_Goal_
Reproduce the data in its entirety, exactly as supplied.

— START OF Records for this exercise —

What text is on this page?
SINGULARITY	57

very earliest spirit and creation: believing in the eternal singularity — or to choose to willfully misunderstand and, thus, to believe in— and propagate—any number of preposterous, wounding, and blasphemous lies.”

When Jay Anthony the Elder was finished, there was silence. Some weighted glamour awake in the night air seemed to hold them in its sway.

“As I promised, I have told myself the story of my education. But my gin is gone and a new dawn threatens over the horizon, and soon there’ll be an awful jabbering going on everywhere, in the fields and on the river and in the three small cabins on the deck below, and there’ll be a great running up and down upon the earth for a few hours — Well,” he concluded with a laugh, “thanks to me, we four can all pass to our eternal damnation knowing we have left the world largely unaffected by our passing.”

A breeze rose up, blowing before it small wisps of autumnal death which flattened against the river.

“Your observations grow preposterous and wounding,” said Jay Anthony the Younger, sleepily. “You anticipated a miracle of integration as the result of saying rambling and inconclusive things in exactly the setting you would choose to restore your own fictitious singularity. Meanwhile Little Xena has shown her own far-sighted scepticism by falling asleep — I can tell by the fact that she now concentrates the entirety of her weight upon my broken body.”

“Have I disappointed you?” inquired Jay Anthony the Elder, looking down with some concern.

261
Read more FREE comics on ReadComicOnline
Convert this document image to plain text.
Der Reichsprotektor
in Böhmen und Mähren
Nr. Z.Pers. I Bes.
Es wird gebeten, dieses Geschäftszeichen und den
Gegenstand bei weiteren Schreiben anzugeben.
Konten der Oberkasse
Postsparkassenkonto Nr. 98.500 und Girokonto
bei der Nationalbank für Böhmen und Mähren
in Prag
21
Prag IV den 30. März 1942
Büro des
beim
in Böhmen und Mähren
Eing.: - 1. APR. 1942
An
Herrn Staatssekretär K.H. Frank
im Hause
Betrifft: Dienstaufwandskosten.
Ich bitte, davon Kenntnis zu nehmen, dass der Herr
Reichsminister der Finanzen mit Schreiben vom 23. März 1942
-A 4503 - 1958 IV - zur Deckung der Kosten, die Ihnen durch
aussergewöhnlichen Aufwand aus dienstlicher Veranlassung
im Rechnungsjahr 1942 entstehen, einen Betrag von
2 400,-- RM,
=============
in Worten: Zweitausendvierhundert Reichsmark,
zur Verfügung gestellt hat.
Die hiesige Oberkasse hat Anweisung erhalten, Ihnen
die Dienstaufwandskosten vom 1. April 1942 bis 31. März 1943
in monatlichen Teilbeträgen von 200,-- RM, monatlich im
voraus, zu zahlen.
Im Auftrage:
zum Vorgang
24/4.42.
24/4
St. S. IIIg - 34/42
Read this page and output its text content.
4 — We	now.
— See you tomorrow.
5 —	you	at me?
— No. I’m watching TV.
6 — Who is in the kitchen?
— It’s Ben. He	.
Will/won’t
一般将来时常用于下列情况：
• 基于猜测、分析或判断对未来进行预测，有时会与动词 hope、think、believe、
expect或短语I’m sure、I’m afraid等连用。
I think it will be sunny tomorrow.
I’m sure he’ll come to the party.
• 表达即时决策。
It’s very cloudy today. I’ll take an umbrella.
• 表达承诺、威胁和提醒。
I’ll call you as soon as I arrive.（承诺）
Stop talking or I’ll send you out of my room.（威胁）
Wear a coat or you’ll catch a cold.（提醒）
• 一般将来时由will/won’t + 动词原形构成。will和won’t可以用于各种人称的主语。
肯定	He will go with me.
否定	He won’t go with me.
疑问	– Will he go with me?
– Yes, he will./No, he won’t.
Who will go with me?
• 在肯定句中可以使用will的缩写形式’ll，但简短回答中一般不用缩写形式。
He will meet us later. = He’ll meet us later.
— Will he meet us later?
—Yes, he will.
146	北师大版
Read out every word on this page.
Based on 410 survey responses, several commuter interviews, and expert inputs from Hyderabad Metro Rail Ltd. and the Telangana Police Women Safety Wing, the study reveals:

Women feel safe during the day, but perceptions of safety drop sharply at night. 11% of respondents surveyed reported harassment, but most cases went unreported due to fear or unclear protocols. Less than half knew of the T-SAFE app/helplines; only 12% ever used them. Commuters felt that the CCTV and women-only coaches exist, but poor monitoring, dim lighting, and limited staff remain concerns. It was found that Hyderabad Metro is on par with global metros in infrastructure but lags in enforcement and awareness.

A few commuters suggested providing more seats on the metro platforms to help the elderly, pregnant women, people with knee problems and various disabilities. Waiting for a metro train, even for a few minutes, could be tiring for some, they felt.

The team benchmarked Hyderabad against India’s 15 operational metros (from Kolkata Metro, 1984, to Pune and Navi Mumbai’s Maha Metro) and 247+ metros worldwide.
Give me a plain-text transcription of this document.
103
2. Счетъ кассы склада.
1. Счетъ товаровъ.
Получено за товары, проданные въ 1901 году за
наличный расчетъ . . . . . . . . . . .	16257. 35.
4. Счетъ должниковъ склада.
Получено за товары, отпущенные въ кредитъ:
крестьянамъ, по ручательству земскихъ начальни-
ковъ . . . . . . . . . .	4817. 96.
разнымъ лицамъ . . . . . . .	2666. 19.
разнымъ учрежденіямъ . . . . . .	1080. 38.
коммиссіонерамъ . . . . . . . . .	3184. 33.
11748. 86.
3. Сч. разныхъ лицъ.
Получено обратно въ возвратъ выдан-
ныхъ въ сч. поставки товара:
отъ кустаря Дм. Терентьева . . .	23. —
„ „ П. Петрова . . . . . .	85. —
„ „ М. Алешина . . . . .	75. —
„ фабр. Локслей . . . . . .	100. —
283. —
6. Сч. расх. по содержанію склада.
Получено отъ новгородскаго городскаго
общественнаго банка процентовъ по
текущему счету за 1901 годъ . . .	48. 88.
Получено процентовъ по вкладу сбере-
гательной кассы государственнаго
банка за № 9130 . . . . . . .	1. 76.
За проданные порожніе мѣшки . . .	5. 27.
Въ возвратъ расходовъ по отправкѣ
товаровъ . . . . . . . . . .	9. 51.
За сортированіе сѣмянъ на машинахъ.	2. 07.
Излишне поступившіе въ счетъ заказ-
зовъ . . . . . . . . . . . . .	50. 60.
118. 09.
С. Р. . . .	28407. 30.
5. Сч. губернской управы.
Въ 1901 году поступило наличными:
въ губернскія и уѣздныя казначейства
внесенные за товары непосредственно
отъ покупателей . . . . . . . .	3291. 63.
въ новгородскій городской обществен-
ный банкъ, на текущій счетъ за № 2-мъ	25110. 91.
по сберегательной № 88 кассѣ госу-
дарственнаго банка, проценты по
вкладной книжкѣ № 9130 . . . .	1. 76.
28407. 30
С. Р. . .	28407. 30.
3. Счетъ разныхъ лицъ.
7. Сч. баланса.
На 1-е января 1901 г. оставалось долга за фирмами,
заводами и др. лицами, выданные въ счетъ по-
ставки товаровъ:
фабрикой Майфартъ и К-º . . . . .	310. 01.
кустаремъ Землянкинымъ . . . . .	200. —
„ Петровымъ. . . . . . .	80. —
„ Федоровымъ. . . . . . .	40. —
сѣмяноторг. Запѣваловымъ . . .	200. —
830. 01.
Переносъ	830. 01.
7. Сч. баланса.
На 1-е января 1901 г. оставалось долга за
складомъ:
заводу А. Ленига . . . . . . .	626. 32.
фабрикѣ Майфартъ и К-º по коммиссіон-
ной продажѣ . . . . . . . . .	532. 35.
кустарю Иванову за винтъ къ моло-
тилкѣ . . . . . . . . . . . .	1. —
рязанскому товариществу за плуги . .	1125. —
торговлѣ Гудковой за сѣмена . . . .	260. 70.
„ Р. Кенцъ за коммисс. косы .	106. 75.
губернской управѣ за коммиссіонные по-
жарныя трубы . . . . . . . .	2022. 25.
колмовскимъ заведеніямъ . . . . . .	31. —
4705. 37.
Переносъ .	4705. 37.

— END OF Records for this exercise —

_Expected answer_
What text is on this page?
SINGULARITY	57

very earliest spirit and creation: believing in the eternal singularity — or to choose to willfully misunderstand and, thus, to believe in— and propagate—any number of preposterous, wounding, and blasphemous lies.”

When Jay Anthony the Elder was finished, there was silence. Some weighted glamour awake in the night air seemed to hold them in its sway.

“As I promised, I have told myself the story of my education. But my gin is gone and a new dawn threatens over the horizon, and soon there’ll be an awful jabbering going on everywhere, in the fields and on the river and in the three small cabins on the deck below, and there’ll be a great running up and down upon the earth for a few hours — Well,” he concluded with a laugh, “thanks to me, we four can all pass to our eternal damnation knowing we have left the world largely unaffected by our passing.”

A breeze rose up, blowing before it small wisps of autumnal death which flattened against the river.

“Your observations grow preposterous and wounding,” said Jay Anthony the Younger, sleepily. “You anticipated a miracle of integration as the result of saying rambling and inconclusive things in exactly the setting you would choose to restore your own fictitious singularity. Meanwhile Little Xena has shown her own far-sighted scepticism by falling asleep — I can tell by the fact that she now concentrates the entirety of her weight upon my broken body.”

“Have I disappointed you?” inquired Jay Anthony the Elder, looking down with some concern.

261
Read more FREE comics on ReadComicOnline
Convert this document image to plain text.
Der Reichsprotektor
in Böhmen und Mähren
Nr. Z.Pers. I Bes.
Es wird gebeten, dieses Geschäftszeichen und den
Gegenstand bei weiteren Schreiben anzugeben.
Konten der Oberkasse
Postsparkassenkonto Nr. 98.500 und Girokonto
bei der Nationalbank für Böhmen und Mähren
in Prag
21
Prag IV den 30. März 1942
Büro des
beim
in Böhmen und Mähren
Eing.: - 1. APR. 1942
An
Herrn Staatssekretär K.H. Frank
im Hause
Betrifft: Dienstaufwandskosten.
Ich bitte, davon Kenntnis zu nehmen, dass der Herr
Reichsminister der Finanzen mit Schreiben vom 23. März 1942
-A 4503 - 1958 IV - zur Deckung der Kosten, die Ihnen durch
aussergewöhnlichen Aufwand aus dienstlicher Veranlassung
im Rechnungsjahr 1942 entstehen, einen Betrag von
2 400,-- RM,
=============
in Worten: Zweitausendvierhundert Reichsmark,
zur Verfügung gestellt hat.
Die hiesige Oberkasse hat Anweisung erhalten, Ihnen
die Dienstaufwandskosten vom 1. April 1942 bis 31. März 1943
in monatlichen Teilbeträgen von 200,-- RM, monatlich im
voraus, zu zahlen.
Im Auftrage:
zum Vorgang
24/4.42.
24/4
St. S. IIIg - 34/42
Read this page and output its text content.
4 — We	now.
— See you tomorrow.
5 —	you	at me?
— No. I’m watching TV.
6 — Who is in the kitchen?
— It’s Ben. He	.
Will/won’t
一般将来时常用于下列情况：
• 基于猜测、分析或判断对未来进行预测，有时会与动词 hope、think、believe、
expect或短语I’m sure、I’m afraid等连用。
I think it will be sunny tomorrow.
I’m sure he’ll come to the party.
• 表达即时决策。
It’s very cloudy today. I’ll take an umbrella.
• 表达承诺、威胁和提醒。
I’ll call you as soon as I arrive.（承诺）
Stop talking or I’ll send you out of my room.（威胁）
Wear a coat or you’ll catch a cold.（提醒）
• 一般将来时由will/won’t + 动词原形构成。will和won’t可以用于各种人称的主语。
肯定	He will go with me.
否定	He won’t go with me.
疑问	– Will he go with me?
– Yes, he will./No, he won’t.
Who will go with me?
• 在肯定句中可以使用will的缩写形式’ll，但简短回答中一般不用缩写形式。
He will meet us later. = He’ll meet us later.
— Will he meet us later?
—Yes, he will.
146	北师大版
Read out every word on this page.
Based on 410 survey responses, several commuter interviews, and expert inputs from Hyderabad Metro Rail Ltd. and the Telangana Police Women Safety Wing, the study reveals:

Women feel safe during the day, but perceptions of safety drop sharply at night. 11% of respondents surveyed reported harassment, but most cases went unreported due to fear or unclear protocols. Less than half knew of the T-SAFE app/helplines; only 12% ever used them. Commuters felt that the CCTV and women-only coaches exist, but poor monitoring, dim lighting, and limited staff remain concerns. It was found that Hyderabad Metro is on par with global metros in infrastructure but lags in enforcement and awareness.

A few commuters suggested providing more seats on the metro platforms to help the elderly, pregnant women, people with knee problems and various disabilities. Waiting for a metro train, even for a few minutes, could be tiring for some, they felt.

The team benchmarked Hyderabad against India’s 15 operational metros (from Kolkata Metro, 1984, to Pune and Navi Mumbai’s Maha Metro) and 247+ metros worldwide.
Give me a plain-text transcription of this document.
103
2. Счетъ кассы склада.
1. Счетъ товаровъ.
Получено за товары, проданные въ 1901 году за
наличный расчетъ . . . . . . . . . . .	16257. 35.
4. Счетъ должниковъ склада.
Получено за товары, отпущенные въ кредитъ:
крестьянамъ, по ручательству земскихъ начальни-
ковъ . . . . . . . . . .	4817. 96.
разнымъ лицамъ . . . . . . .	2666. 19.
разнымъ учрежденіямъ . . . . . .	1080. 38.
коммиссіонерамъ . . . . . . . . .	3184. 33.
11748. 86.
3. Сч. разныхъ лицъ.
Получено обратно въ возвратъ выдан-
ныхъ въ сч. поставки товара:
отъ кустаря Дм. Терентьева . . .	23. —
„ „ П. Петрова . . . . . .	85. —
„ „ М. Алешина . . . . .	75. —
„ фабр. Локслей . . . . . .	100. —
283. —
6. Сч. расх. по содержанію склада.
Получено отъ новгородскаго городскаго
общественнаго банка процентовъ по
текущему счету за 1901 годъ . . .	48. 88.
Получено процентовъ по вкладу сбере-
гательной кассы государственнаго
банка за № 9130 . . . . . . .	1. 76.
За проданные порожніе мѣшки . . .	5. 27.
Въ возвратъ расходовъ по отправкѣ
товаровъ . . . . . . . . . .	9. 51.
За сортированіе сѣмянъ на машинахъ.	2. 07.
Излишне поступившіе въ счетъ заказ-
зовъ . . . . . . . . . . . . .	50. 60.
118. 09.
С. Р. . . .	28407. 30.
5. Сч. губернской управы.
Въ 1901 году поступило наличными:
въ губернскія и уѣздныя казначейства
внесенные за товары непосредственно
отъ покупателей . . . . . . . .	3291. 63.
въ новгородскій городской обществен-
ный банкъ, на текущій счетъ за № 2-мъ	25110. 91.
по сберегательной № 88 кассѣ госу-
дарственнаго банка, проценты по
вкладной книжкѣ № 9130 . . . .	1. 76.
28407. 30
С. Р. . .	28407. 30.
3. Счетъ разныхъ лицъ.
7. Сч. баланса.
На 1-е января 1901 г. оставалось долга за фирмами,
заводами и др. лицами, выданные въ счетъ по-
ставки товаровъ:
фабрикой Майфартъ и К-º . . . . .	310. 01.
кустаремъ Землянкинымъ . . . . .	200. —
„ Петровымъ. . . . . . .	80. —
„ Федоровымъ. . . . . . .	40. —
сѣмяноторг. Запѣваловымъ . . .	200. —
830. 01.
Переносъ	830. 01.
7. Сч. баланса.
На 1-е января 1901 г. оставалось долга за
складомъ:
заводу А. Ленига . . . . . . .	626. 32.
фабрикѣ Майфартъ и К-º по коммиссіон-
ной продажѣ . . . . . . . . .	532. 35.
кустарю Иванову за винтъ къ моло-
тилкѣ . . . . . . . . . . . .	1. —
рязанскому товариществу за плуги . .	1125. —
торговлѣ Гудковой за сѣмена . . . .	260. 70.
„ Р. Кенцъ за коммисс. косы .	106. 75.
губернской управѣ за коммиссіонные по-
жарныя трубы . . . . . . . .	2022. 25.
колмовскимъ заведеніямъ . . . . . .	31. —
4705. 37.
Переносъ .	4705. 37.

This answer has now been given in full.